▶ _REQUIREMENTS_: Pull out every line with the word "Настоящий".

▶ _MATERIAL PROVIDED_:
--- start ---

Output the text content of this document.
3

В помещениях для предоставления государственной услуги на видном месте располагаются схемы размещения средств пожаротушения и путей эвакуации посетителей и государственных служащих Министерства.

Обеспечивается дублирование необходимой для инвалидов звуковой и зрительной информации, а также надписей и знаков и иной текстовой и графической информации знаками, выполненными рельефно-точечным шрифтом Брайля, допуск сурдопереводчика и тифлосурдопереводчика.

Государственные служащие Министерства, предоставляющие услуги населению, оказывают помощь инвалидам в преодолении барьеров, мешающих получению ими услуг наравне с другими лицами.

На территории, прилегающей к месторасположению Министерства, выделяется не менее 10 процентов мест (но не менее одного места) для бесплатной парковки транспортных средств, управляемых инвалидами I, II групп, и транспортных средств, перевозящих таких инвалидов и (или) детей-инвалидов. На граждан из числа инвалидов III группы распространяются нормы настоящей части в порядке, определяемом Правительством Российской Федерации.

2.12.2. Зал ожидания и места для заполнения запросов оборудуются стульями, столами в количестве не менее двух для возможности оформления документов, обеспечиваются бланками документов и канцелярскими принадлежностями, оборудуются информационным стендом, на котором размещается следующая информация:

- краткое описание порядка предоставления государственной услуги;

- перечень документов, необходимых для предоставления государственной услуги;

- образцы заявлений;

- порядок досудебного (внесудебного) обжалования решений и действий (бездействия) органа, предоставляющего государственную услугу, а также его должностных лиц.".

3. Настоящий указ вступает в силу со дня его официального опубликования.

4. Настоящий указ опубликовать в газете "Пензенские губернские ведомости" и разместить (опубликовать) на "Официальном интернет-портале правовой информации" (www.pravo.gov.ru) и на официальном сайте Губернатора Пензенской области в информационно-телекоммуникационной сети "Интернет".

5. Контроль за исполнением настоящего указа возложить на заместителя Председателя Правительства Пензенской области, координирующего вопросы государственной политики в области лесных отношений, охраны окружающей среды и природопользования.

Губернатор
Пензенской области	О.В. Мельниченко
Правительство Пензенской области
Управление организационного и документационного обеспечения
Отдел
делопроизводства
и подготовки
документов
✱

--- end ---

▶ _PROBLEM SOLUTION_:
3. Настоящий указ вступает в силу со дня его официального опубликования.
4. Настоящий указ опубликовать в газете "Пензенские губернские ведомости" и разместить (опубликовать) на "Официальном интернет-портале правовой информации" (www.pravo.gov.ru) и на официальном сайте Губернатора Пензенской области в информационно-телекоммуникационной сети "Интернет".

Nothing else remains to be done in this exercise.